-- START --

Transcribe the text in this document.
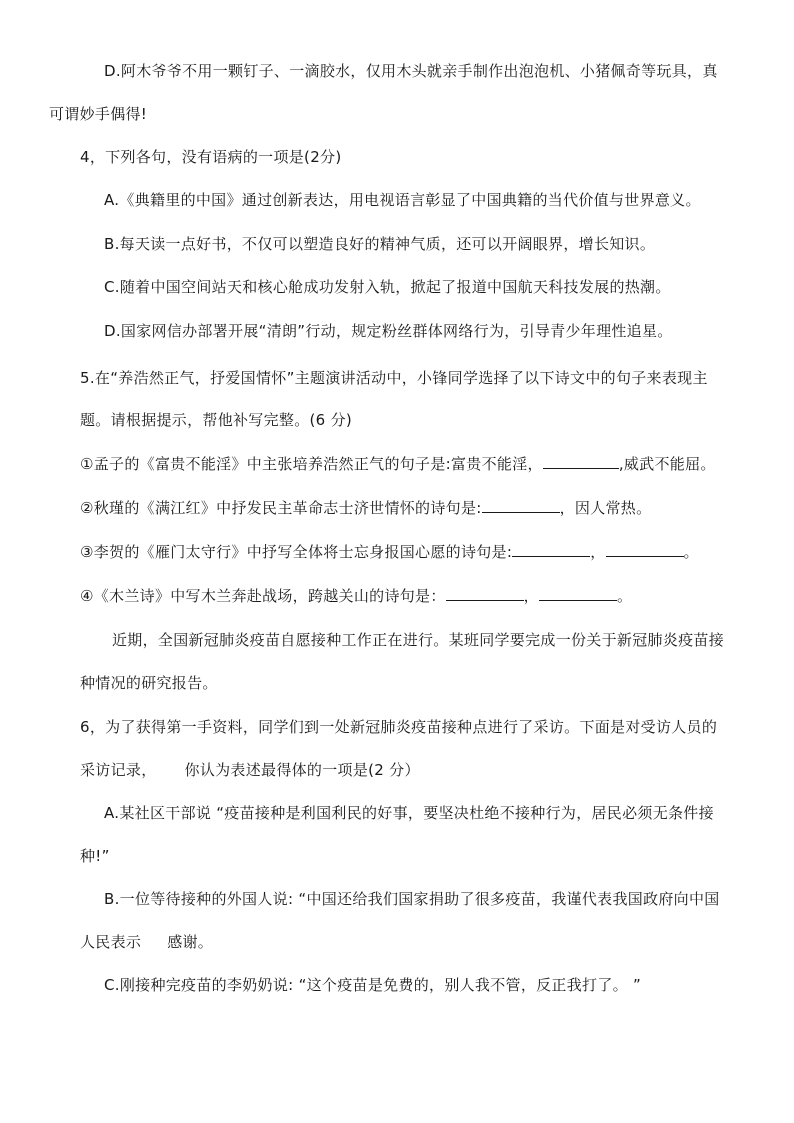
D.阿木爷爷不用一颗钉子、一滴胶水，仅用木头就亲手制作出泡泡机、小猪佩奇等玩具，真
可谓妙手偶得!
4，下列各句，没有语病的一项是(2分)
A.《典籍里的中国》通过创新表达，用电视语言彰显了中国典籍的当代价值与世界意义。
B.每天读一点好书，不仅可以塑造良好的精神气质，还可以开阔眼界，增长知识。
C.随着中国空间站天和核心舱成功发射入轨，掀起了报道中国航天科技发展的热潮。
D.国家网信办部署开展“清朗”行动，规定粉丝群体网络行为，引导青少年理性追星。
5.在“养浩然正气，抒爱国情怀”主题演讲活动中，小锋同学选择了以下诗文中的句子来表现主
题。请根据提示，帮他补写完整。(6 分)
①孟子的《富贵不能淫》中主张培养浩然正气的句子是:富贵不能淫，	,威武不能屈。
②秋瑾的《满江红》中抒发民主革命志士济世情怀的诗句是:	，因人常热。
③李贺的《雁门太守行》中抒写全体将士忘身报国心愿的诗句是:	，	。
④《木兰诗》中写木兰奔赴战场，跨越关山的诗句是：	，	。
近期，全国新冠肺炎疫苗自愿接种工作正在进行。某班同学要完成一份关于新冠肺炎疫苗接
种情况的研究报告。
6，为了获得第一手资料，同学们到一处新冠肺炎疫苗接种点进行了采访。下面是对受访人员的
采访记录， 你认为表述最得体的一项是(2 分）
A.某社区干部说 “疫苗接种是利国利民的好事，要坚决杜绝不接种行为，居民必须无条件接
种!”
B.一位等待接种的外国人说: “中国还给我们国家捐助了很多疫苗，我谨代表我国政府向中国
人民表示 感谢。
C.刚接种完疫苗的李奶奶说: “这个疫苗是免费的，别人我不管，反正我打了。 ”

-- END --
-- START --

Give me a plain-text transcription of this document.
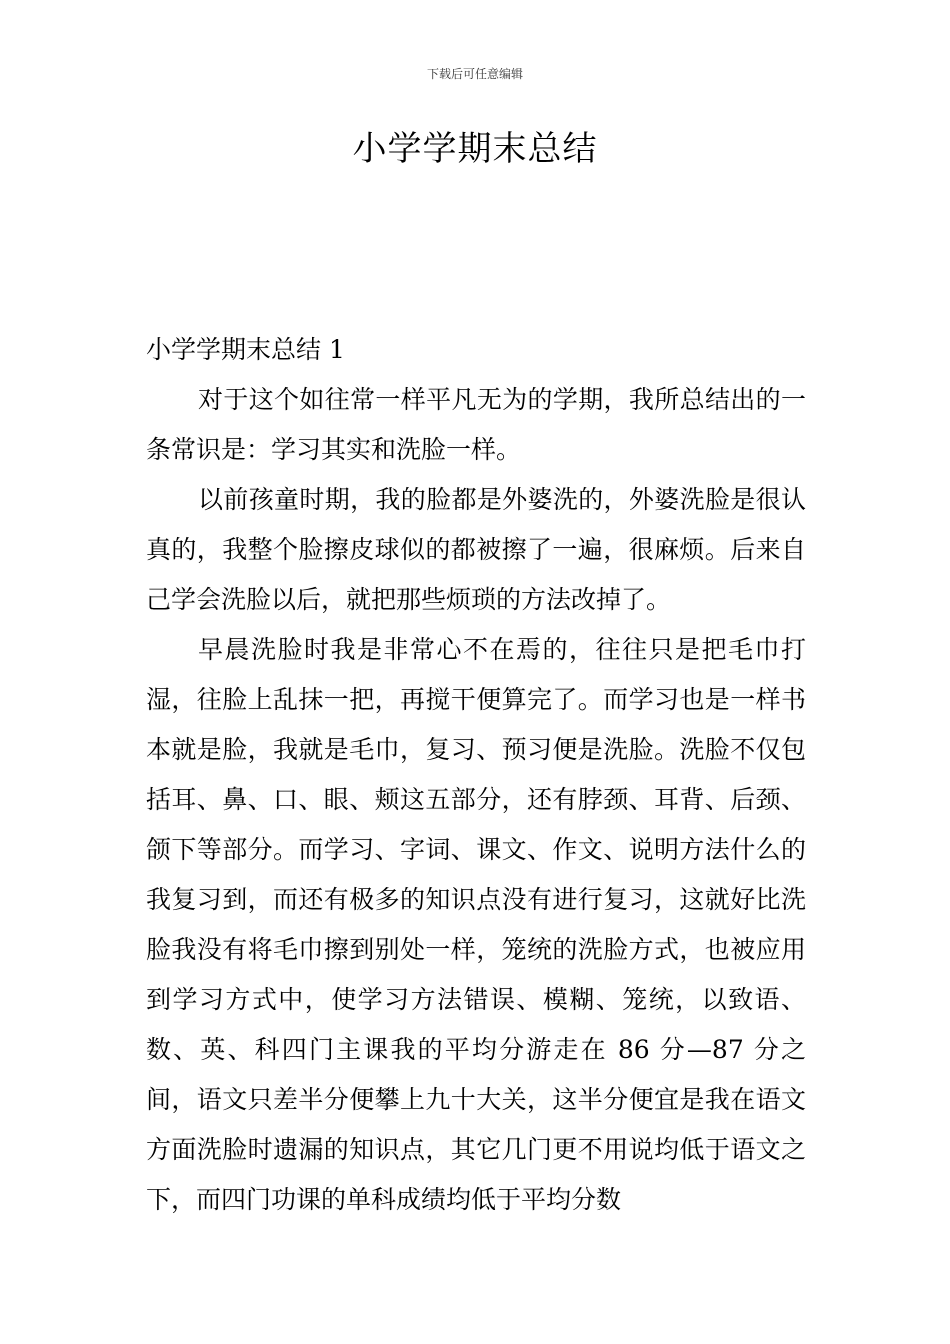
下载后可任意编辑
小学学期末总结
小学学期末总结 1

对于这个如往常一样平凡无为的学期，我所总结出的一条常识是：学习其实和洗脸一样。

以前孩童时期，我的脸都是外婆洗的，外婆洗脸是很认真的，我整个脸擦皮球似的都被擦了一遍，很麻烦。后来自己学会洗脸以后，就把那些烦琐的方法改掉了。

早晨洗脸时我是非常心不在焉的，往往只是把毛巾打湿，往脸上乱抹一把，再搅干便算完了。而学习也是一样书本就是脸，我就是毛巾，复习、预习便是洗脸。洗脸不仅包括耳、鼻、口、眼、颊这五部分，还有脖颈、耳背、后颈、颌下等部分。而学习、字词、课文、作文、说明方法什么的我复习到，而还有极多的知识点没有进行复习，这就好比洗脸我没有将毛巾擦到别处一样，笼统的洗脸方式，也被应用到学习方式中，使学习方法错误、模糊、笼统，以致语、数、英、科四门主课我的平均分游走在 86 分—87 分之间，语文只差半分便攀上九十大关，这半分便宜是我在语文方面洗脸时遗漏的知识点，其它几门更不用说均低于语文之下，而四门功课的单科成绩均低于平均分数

-- END --

*WHAT NEEDS TO BE DONE*:
In the records above, find the lines containing "text" and copy them.

*RESULT FOR THIS EXERCISE*:
Transcribe the text in this document.
Give me a plain-text transcription of this document.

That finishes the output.